Your task is to copy every line of the records below that contains "Français".

(Stored entries)

□ □ □

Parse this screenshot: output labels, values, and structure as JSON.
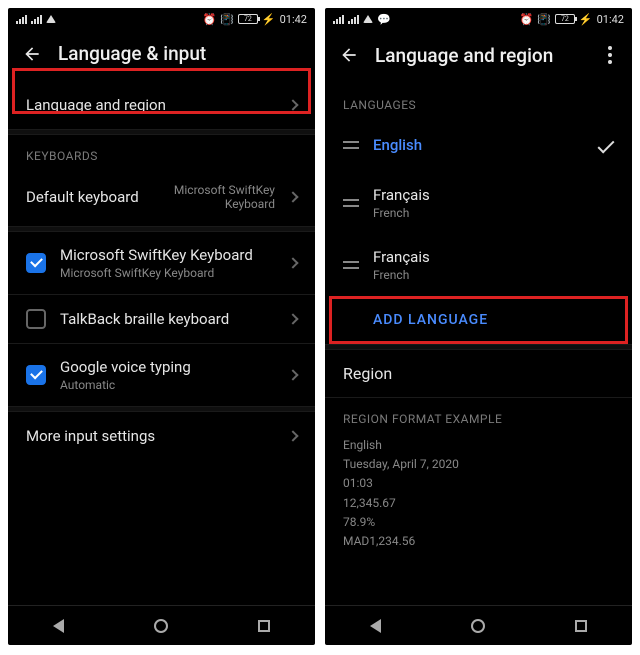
{
  "status": {
    "time": "01:42",
    "battery": "72"
  },
  "left": {
    "title": "Language & input",
    "lang_region": "Language and region",
    "keyboards_label": "KEYBOARDS",
    "default_label": "Default keyboard",
    "default_value_l1": "Microsoft SwiftKey",
    "default_value_l2": "Keyboard",
    "kb1_title": "Microsoft SwiftKey Keyboard",
    "kb1_sub": "Microsoft SwiftKey Keyboard",
    "kb2_title": "TalkBack braille keyboard",
    "kb3_title": "Google voice typing",
    "kb3_sub": "Automatic",
    "more": "More input settings"
  },
  "right": {
    "title": "Language and region",
    "languages_label": "LANGUAGES",
    "lang1": "English",
    "lang2_prim": "Français",
    "lang2_sec": "French",
    "lang3_prim": "Français",
    "lang3_sec": "French",
    "add": "ADD LANGUAGE",
    "region_header": "Region",
    "format_label": "REGION FORMAT EXAMPLE",
    "fmt_lang": "English",
    "fmt_date": "Tuesday, April 7, 2020",
    "fmt_time": "01:03",
    "fmt_num": "12,345.67",
    "fmt_pct": "78.9%",
    "fmt_curr": "MAD1,234.56"
  }
}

□ □ □

## Expected answer
    "lang2_prim": "Français",
    "lang3_prim": "Français",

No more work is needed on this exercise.